Exercise description
Pull every line containing the word "Expected" from the records.
◇ ◇ ◇
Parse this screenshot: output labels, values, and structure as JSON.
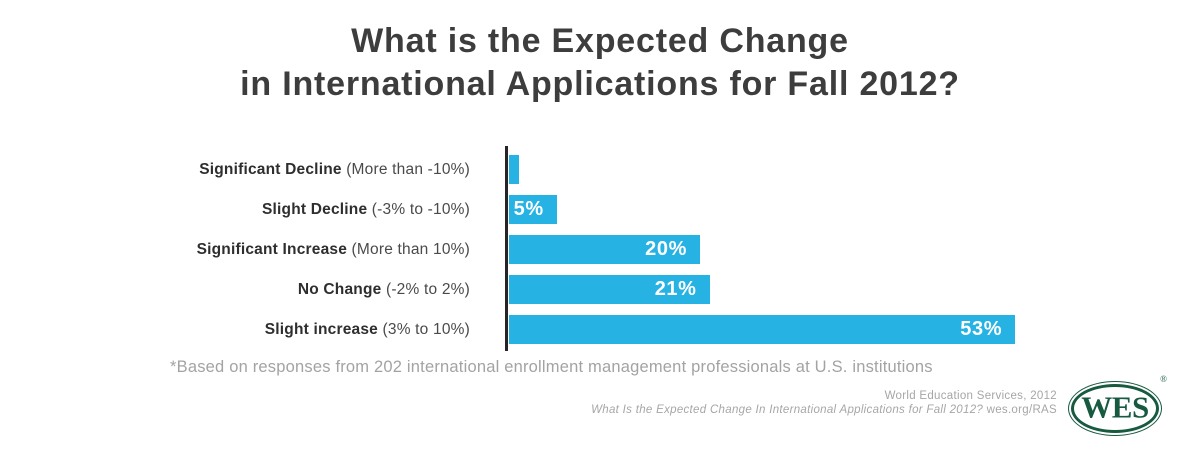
{
  "title": {
    "line1": "What is the Expected Change",
    "line2": "in International Applications for Fall 2012?"
  },
  "chart_data": {
    "type": "bar",
    "orientation": "horizontal",
    "title": "What is the Expected Change in International Applications for Fall 2012?",
    "bar_color": "#27b2e4",
    "axis_color": "#262425",
    "value_label_color": "#ffffff",
    "xlim": [
      0,
      55
    ],
    "categories": [
      {
        "label_bold": "Significant Decline",
        "label_detail": " (More than -10%)",
        "value": 1,
        "value_label": ""
      },
      {
        "label_bold": "Slight Decline",
        "label_detail": " (-3% to -10%)",
        "value": 5,
        "value_label": "5%"
      },
      {
        "label_bold": "Significant Increase",
        "label_detail": " (More than 10%)",
        "value": 20,
        "value_label": "20%"
      },
      {
        "label_bold": "No Change",
        "label_detail": " (-2% to 2%)",
        "value": 21,
        "value_label": "21%"
      },
      {
        "label_bold": "Slight increase",
        "label_detail": " (3% to 10%)",
        "value": 53,
        "value_label": "53%"
      }
    ]
  },
  "footnote": "*Based on responses from 202 international enrollment management professionals at U.S. institutions",
  "attribution": {
    "line1": "World Education Services, 2012",
    "line2_italic": "What Is the Expected Change In International Applications for Fall 2012?",
    "line2_regular": " wes.org/RAS"
  },
  "logo": {
    "text": "WES",
    "registered_mark": "®",
    "color": "#175a40"
  }
}
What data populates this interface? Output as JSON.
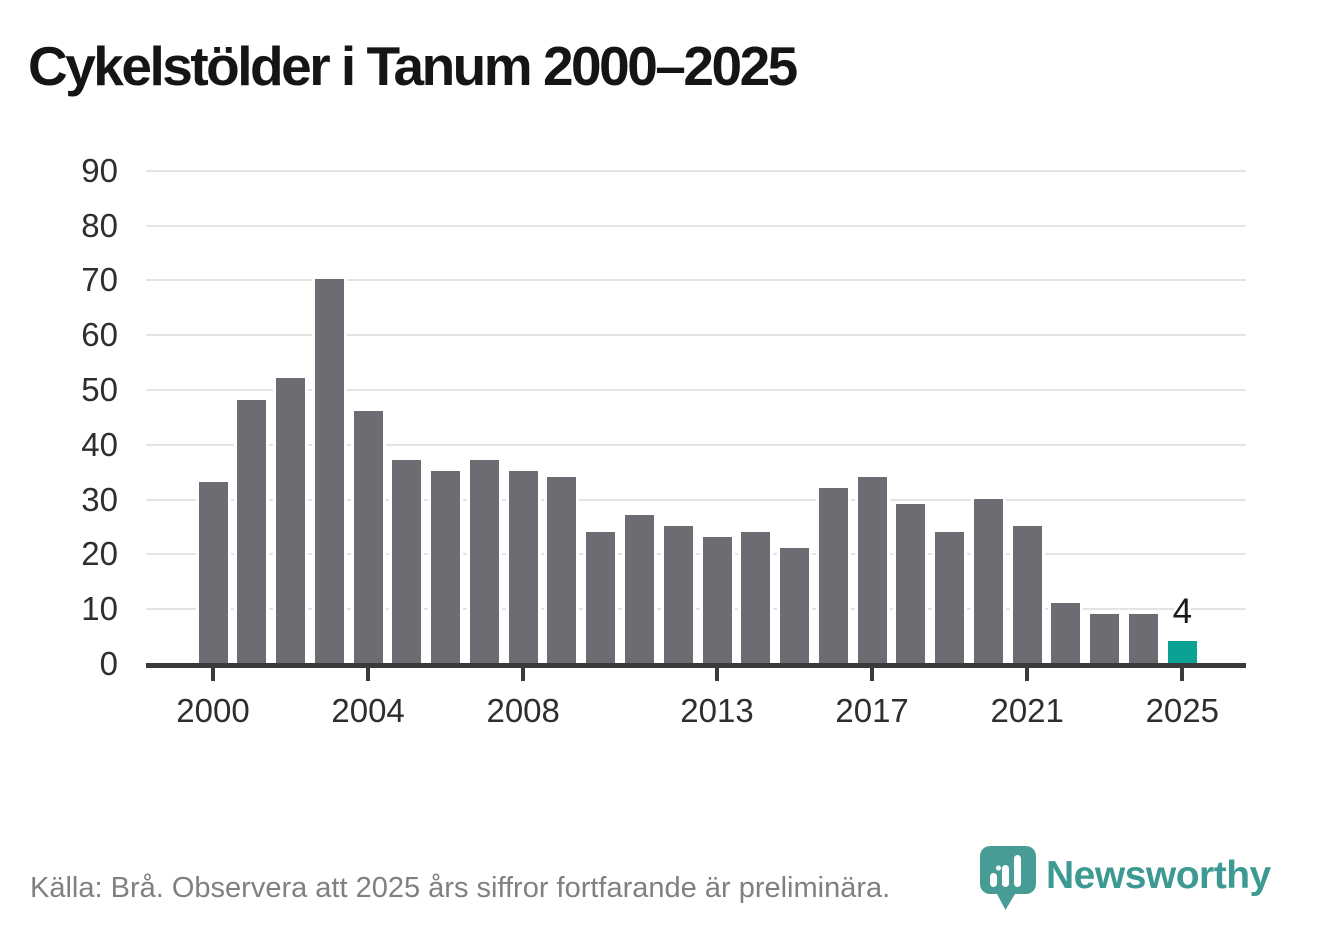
{
  "title": "Cykelstölder i Tanum 2000–2025",
  "footer": {
    "source_text": "Källa: Brå. Observera att 2025 års siffror fortfarande är preliminära."
  },
  "logo": {
    "text": "Newsworthy",
    "icon": "newsworthy-pin-icon"
  },
  "colors": {
    "bar": "#6d6c72",
    "highlight": "#0ba296",
    "gridline": "#e4e4e4",
    "axis": "#3a3a3a",
    "tick_label": "#2e2e2e",
    "title": "#151515",
    "source_text": "#808080",
    "logo_teal": "#3d9a93"
  },
  "chart_data": {
    "type": "bar",
    "title": "Cykelstölder i Tanum 2000–2025",
    "categories": [
      2000,
      2001,
      2002,
      2003,
      2004,
      2005,
      2006,
      2007,
      2008,
      2009,
      2010,
      2011,
      2012,
      2013,
      2014,
      2015,
      2016,
      2017,
      2018,
      2019,
      2020,
      2021,
      2022,
      2023,
      2024,
      2025
    ],
    "values": [
      33,
      48,
      52,
      70,
      46,
      37,
      35,
      37,
      35,
      34,
      24,
      27,
      25,
      23,
      24,
      21,
      32,
      34,
      29,
      24,
      30,
      25,
      11,
      9,
      9,
      4
    ],
    "highlight_index": 25,
    "annotation": {
      "text": "4",
      "year": 2025
    },
    "xlabel": "",
    "ylabel": "",
    "x_tick_years": [
      2000,
      2004,
      2008,
      2013,
      2017,
      2021,
      2025
    ],
    "y_ticks": [
      0,
      10,
      20,
      30,
      40,
      50,
      60,
      70,
      80,
      90
    ],
    "ylim": [
      0,
      90
    ],
    "grid": "horizontal",
    "legend": "none"
  }
}
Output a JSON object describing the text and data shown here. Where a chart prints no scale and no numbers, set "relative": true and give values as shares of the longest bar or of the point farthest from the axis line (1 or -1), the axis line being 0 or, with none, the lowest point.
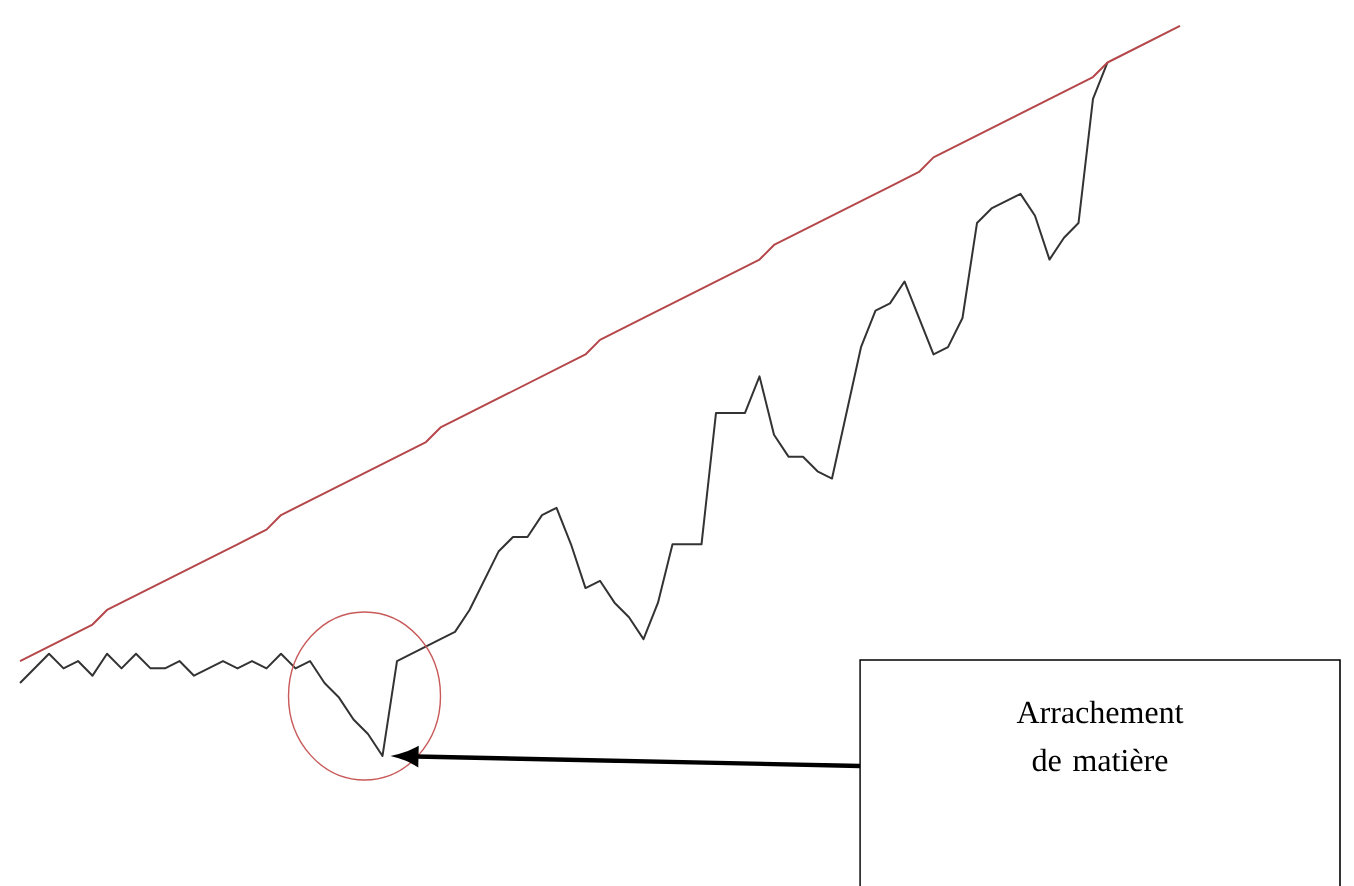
{
  "chart_data": {
    "type": "line",
    "relative": true,
    "categories": [
      null,
      null,
      null,
      null,
      null,
      null,
      null,
      null,
      null,
      null,
      null,
      null,
      null,
      null,
      null,
      null,
      null,
      null,
      null,
      null,
      null,
      null,
      null,
      null,
      null,
      null,
      null,
      null,
      null,
      null,
      null,
      null,
      null,
      null,
      null,
      null,
      null,
      null,
      null,
      null,
      null,
      null,
      null,
      null,
      null,
      null,
      null,
      null,
      null,
      null,
      null,
      null,
      null,
      null,
      null,
      null,
      null,
      null,
      null,
      null,
      null,
      null,
      null,
      null,
      null,
      null,
      null,
      null,
      null,
      null,
      null,
      null,
      null,
      null,
      null,
      null,
      null,
      null,
      null,
      null,
      null
    ],
    "series": [
      {
        "color": "#333333",
        "values": [
          0.1,
          0.12,
          0.14,
          0.12,
          0.13,
          0.11,
          0.14,
          0.12,
          0.14,
          0.12,
          0.12,
          0.13,
          0.11,
          0.12,
          0.13,
          0.12,
          0.13,
          0.12,
          0.14,
          0.12,
          0.13,
          0.1,
          0.08,
          0.05,
          0.03,
          0.0,
          0.13,
          0.14,
          0.15,
          0.16,
          0.17,
          0.2,
          0.24,
          0.28,
          0.3,
          0.3,
          0.33,
          0.34,
          0.29,
          0.23,
          0.24,
          0.21,
          0.19,
          0.16,
          0.21,
          0.29,
          0.29,
          0.29,
          0.47,
          0.47,
          0.47,
          0.52,
          0.44,
          0.41,
          0.41,
          0.39,
          0.38,
          0.47,
          0.56,
          0.61,
          0.62,
          0.65,
          0.6,
          0.55,
          0.56,
          0.6,
          0.73,
          0.75,
          0.76,
          0.77,
          0.74,
          0.68,
          0.71,
          0.73,
          0.9,
          0.95,
          null,
          null,
          null,
          null,
          null
        ]
      },
      {
        "color": "#b5474a",
        "values": [
          0.13,
          0.14,
          0.15,
          0.16,
          0.17,
          0.18,
          0.2,
          0.21,
          0.22,
          0.23,
          0.24,
          0.25,
          0.26,
          0.27,
          0.28,
          0.29,
          0.3,
          0.31,
          0.33,
          0.34,
          0.35,
          0.36,
          0.37,
          0.38,
          0.39,
          0.4,
          0.41,
          0.42,
          0.43,
          0.45,
          0.46,
          0.47,
          0.48,
          0.49,
          0.5,
          0.51,
          0.52,
          0.53,
          0.54,
          0.55,
          0.57,
          0.58,
          0.59,
          0.6,
          0.61,
          0.62,
          0.63,
          0.64,
          0.65,
          0.66,
          0.67,
          0.68,
          0.7,
          0.71,
          0.72,
          0.73,
          0.74,
          0.75,
          0.76,
          0.77,
          0.78,
          0.79,
          0.8,
          0.82,
          0.83,
          0.84,
          0.85,
          0.86,
          0.87,
          0.88,
          0.89,
          0.9,
          0.91,
          0.92,
          0.93,
          0.95,
          0.96,
          0.97,
          0.98,
          0.99,
          1.0
        ]
      }
    ],
    "annotations": [
      "Arrachement de matière"
    ]
  }
}
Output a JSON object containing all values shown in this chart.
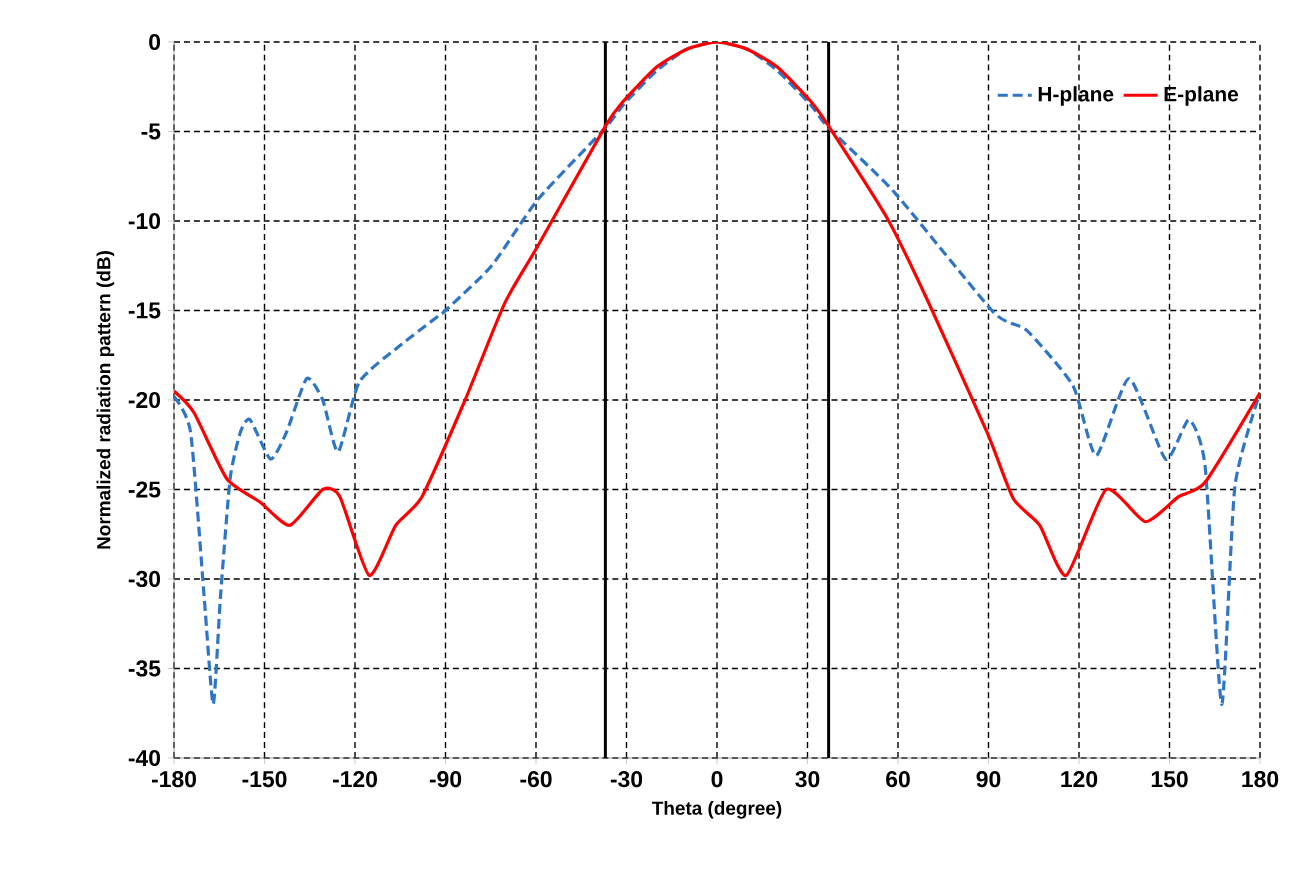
{
  "chart_data": {
    "type": "line",
    "xlabel": "Theta (degree)",
    "ylabel": "Normalized radiation pattern (dB)",
    "xlim": [
      -180,
      180
    ],
    "ylim": [
      -40,
      0
    ],
    "xticks": [
      -180,
      -150,
      -120,
      -90,
      -60,
      -30,
      0,
      30,
      60,
      90,
      120,
      150,
      180
    ],
    "yticks": [
      -40,
      -35,
      -30,
      -25,
      -20,
      -15,
      -10,
      -5,
      0
    ],
    "grid": true,
    "legend": "top right",
    "marker": "none",
    "ref_lines": [
      {
        "axis": "x",
        "value": -37,
        "color": "#000000"
      },
      {
        "axis": "x",
        "value": 37,
        "color": "#000000"
      }
    ],
    "series": [
      {
        "name": "H-plane",
        "color": "#2e75c6",
        "line_style": "dashed",
        "x": [
          -180,
          -174.5,
          -170,
          -167,
          -164.6,
          -161.4,
          -158,
          -154.8,
          -148,
          -142.7,
          -136,
          -130.7,
          -125.6,
          -118.6,
          -105.4,
          -92.3,
          -90,
          -74.7,
          -59.4,
          -37,
          -31,
          -20,
          -10,
          0,
          10,
          20,
          31,
          37,
          58.8,
          91.7,
          102.6,
          118,
          125.7,
          136.6,
          148.7,
          156.4,
          161.8,
          167.3,
          171.7,
          180
        ],
        "values": [
          -19.8,
          -21.8,
          -31,
          -37,
          -31,
          -24.4,
          -21.8,
          -21.1,
          -23.3,
          -21.8,
          -18.8,
          -20,
          -22.9,
          -19,
          -17,
          -15.3,
          -15,
          -12.5,
          -8.8,
          -4.8,
          -3.5,
          -1.6,
          -0.4,
          0,
          -0.4,
          -1.6,
          -3.5,
          -4.8,
          -8.4,
          -15.1,
          -16.1,
          -19.2,
          -23.1,
          -18.8,
          -23.3,
          -21.1,
          -23.7,
          -37,
          -24.8,
          -19.6
        ]
      },
      {
        "name": "E-plane",
        "color": "#ff0000",
        "line_style": "solid",
        "x": [
          -180,
          -173.4,
          -162.5,
          -151.5,
          -141.6,
          -130.7,
          -125,
          -115.3,
          -106.5,
          -97.8,
          -83.5,
          -70.4,
          -59.4,
          -37,
          -31,
          -20,
          -10,
          0,
          10,
          20,
          31,
          37,
          56.6,
          69.7,
          89.5,
          98.2,
          107,
          115.8,
          129,
          142,
          153,
          161.8,
          180
        ],
        "values": [
          -19.5,
          -20.7,
          -24.4,
          -25.7,
          -27,
          -25,
          -25.4,
          -29.8,
          -27,
          -25.4,
          -20,
          -14.6,
          -11.4,
          -4.7,
          -3.3,
          -1.4,
          -0.4,
          0,
          -0.4,
          -1.4,
          -3.3,
          -4.7,
          -9.9,
          -14.4,
          -21.8,
          -25.5,
          -27,
          -29.8,
          -25,
          -26.8,
          -25.4,
          -24.6,
          -19.6
        ]
      }
    ]
  }
}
◇ ◇ ◇
Answer
    "line1": "What is the Expected Change",
    "title": "What is the Expected Change in International Applications for Fall 2012?",
    "line2_italic": "What Is the Expected Change In International Applications for Fall 2012?",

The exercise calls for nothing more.